Everything in the data should be repeated exactly, save for the images.

= = =

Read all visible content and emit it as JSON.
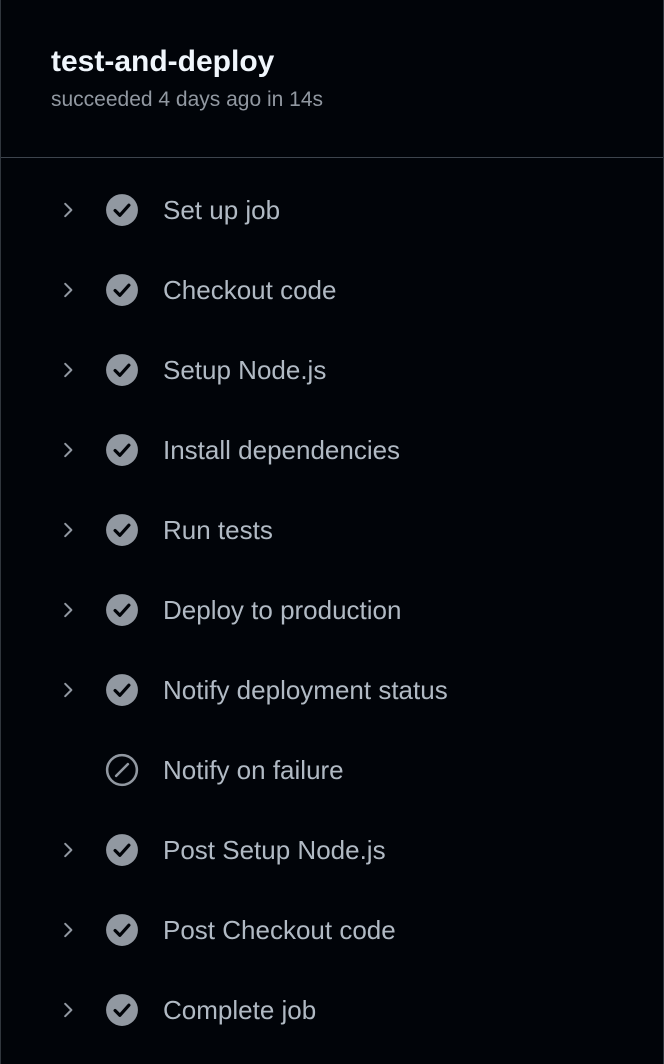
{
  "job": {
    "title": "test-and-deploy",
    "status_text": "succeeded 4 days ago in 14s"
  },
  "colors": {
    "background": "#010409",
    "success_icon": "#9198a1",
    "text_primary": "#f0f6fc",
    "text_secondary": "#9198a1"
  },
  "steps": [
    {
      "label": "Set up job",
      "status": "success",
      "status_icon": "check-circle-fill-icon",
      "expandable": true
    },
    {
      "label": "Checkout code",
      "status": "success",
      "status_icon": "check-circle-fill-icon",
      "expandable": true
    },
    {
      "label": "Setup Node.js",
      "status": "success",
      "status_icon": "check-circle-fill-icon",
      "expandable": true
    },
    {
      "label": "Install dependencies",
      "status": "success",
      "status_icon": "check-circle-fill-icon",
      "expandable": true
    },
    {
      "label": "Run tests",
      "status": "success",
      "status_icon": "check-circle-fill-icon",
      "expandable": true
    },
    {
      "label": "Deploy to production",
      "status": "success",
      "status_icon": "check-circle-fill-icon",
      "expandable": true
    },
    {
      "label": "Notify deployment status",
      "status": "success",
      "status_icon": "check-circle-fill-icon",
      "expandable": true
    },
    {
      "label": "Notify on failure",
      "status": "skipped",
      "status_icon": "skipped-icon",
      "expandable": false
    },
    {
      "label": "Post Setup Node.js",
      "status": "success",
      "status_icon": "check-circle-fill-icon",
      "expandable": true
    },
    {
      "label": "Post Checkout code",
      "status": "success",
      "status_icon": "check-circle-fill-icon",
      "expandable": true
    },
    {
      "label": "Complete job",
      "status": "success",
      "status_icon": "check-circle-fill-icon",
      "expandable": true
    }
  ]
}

= = =

Answer to this problem.
Read all visible content and emit it as JSON.
{
  "job": {
    "title": "test-and-deploy",
    "status_text": "succeeded 4 days ago in 14s"
  },
  "colors": {
    "background": "#010409",
    "success_icon": "#9198a1",
    "text_primary": "#f0f6fc",
    "text_secondary": "#9198a1"
  },
  "steps": [
    {
      "label": "Set up job",
      "status": "success",
      "status_icon": "check-circle-fill-icon",
      "expandable": true
    },
    {
      "label": "Checkout code",
      "status": "success",
      "status_icon": "check-circle-fill-icon",
      "expandable": true
    },
    {
      "label": "Setup Node.js",
      "status": "success",
      "status_icon": "check-circle-fill-icon",
      "expandable": true
    },
    {
      "label": "Install dependencies",
      "status": "success",
      "status_icon": "check-circle-fill-icon",
      "expandable": true
    },
    {
      "label": "Run tests",
      "status": "success",
      "status_icon": "check-circle-fill-icon",
      "expandable": true
    },
    {
      "label": "Deploy to production",
      "status": "success",
      "status_icon": "check-circle-fill-icon",
      "expandable": true
    },
    {
      "label": "Notify deployment status",
      "status": "success",
      "status_icon": "check-circle-fill-icon",
      "expandable": true
    },
    {
      "label": "Notify on failure",
      "status": "skipped",
      "status_icon": "skipped-icon",
      "expandable": false
    },
    {
      "label": "Post Setup Node.js",
      "status": "success",
      "status_icon": "check-circle-fill-icon",
      "expandable": true
    },
    {
      "label": "Post Checkout code",
      "status": "success",
      "status_icon": "check-circle-fill-icon",
      "expandable": true
    },
    {
      "label": "Complete job",
      "status": "success",
      "status_icon": "check-circle-fill-icon",
      "expandable": true
    }
  ]
}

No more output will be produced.